PROBLEM DETAILS: List every line of the material below that contains the string "zero". Case counts.

MATERIAL PROVIDED:
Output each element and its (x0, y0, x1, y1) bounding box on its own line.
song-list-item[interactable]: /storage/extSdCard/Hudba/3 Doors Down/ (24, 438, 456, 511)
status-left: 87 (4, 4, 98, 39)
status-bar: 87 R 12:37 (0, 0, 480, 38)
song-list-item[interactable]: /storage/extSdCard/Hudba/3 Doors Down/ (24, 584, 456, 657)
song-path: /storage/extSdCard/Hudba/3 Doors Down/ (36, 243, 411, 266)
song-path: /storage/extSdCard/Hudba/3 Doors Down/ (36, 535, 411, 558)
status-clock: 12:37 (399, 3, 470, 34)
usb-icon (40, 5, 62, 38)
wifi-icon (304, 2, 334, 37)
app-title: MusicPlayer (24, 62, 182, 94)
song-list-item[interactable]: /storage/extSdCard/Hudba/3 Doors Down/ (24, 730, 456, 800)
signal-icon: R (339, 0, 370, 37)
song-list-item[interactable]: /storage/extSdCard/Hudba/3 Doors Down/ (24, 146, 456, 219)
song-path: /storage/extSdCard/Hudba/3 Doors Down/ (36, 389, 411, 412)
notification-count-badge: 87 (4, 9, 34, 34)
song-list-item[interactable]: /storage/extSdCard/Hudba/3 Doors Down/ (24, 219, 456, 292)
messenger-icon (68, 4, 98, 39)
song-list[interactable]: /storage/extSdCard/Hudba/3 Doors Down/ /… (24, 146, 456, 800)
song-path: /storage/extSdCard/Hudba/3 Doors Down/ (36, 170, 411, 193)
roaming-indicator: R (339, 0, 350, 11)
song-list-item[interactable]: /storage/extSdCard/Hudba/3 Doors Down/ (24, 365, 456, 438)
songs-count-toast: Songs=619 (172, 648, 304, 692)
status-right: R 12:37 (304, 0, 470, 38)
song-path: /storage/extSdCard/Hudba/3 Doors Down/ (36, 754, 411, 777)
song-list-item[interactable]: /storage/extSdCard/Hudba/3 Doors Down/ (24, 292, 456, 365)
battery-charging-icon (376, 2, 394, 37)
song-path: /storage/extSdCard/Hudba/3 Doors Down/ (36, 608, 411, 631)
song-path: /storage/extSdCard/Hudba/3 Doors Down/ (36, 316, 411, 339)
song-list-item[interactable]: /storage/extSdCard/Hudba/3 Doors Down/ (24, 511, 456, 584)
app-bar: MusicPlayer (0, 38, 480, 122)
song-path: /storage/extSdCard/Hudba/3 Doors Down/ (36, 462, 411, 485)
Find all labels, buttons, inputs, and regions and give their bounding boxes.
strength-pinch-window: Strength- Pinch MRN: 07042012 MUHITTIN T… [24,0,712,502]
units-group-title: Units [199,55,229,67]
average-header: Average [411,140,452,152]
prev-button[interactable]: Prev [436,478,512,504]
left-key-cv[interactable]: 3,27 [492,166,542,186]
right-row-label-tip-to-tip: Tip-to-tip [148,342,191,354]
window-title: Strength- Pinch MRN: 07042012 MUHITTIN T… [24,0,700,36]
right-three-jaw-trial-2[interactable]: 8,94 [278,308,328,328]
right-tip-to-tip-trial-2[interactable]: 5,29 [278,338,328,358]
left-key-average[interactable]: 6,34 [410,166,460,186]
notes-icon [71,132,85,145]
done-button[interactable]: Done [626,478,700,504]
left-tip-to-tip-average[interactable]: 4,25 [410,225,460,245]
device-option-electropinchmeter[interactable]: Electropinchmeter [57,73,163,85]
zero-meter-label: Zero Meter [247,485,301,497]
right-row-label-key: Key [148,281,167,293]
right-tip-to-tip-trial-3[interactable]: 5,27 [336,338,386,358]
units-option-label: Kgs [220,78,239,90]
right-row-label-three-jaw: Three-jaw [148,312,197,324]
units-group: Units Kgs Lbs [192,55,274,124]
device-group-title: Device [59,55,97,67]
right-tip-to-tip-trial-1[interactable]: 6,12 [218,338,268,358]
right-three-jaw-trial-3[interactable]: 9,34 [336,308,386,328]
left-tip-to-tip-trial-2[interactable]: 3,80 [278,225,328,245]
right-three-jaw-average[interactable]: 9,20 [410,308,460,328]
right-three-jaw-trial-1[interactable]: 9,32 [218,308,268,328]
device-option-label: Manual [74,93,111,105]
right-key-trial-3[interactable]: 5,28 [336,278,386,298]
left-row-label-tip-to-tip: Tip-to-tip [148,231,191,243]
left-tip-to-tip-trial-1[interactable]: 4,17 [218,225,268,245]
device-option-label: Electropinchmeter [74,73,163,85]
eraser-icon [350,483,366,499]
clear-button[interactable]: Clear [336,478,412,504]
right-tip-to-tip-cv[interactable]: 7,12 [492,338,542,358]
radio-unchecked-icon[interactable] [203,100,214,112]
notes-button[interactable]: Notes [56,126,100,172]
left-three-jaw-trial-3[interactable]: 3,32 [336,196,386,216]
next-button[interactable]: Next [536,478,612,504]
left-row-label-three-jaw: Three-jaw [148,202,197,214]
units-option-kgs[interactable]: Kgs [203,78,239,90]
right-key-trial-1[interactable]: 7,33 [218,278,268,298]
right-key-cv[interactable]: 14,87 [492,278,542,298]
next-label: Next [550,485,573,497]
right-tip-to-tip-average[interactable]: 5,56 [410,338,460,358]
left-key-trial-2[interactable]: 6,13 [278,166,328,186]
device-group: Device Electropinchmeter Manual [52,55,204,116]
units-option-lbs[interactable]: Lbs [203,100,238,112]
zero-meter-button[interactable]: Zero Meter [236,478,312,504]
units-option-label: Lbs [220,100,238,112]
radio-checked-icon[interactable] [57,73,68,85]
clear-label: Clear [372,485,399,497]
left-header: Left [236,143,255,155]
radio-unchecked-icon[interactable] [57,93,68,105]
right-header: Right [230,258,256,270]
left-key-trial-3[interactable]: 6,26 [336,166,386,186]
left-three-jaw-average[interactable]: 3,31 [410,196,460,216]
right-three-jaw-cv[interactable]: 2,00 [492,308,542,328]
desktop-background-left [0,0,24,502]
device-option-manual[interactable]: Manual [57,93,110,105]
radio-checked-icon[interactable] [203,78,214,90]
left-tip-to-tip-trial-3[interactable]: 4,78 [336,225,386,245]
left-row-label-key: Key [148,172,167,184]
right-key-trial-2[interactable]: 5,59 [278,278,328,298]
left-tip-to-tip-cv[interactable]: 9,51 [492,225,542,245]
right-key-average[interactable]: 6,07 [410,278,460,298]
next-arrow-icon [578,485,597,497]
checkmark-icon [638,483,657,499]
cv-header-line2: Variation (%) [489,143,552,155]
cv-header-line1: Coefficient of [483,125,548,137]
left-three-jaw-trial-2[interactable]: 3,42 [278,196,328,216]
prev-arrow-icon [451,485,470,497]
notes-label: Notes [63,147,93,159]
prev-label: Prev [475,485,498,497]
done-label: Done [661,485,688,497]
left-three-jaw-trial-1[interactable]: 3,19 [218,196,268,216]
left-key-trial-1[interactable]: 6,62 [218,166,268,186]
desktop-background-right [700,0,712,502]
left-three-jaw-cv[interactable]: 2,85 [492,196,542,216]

FULL OUTPUT:
zero-meter-label: Zero Meter [247,485,301,497]
zero-meter-button[interactable]: Zero Meter [236,478,312,504]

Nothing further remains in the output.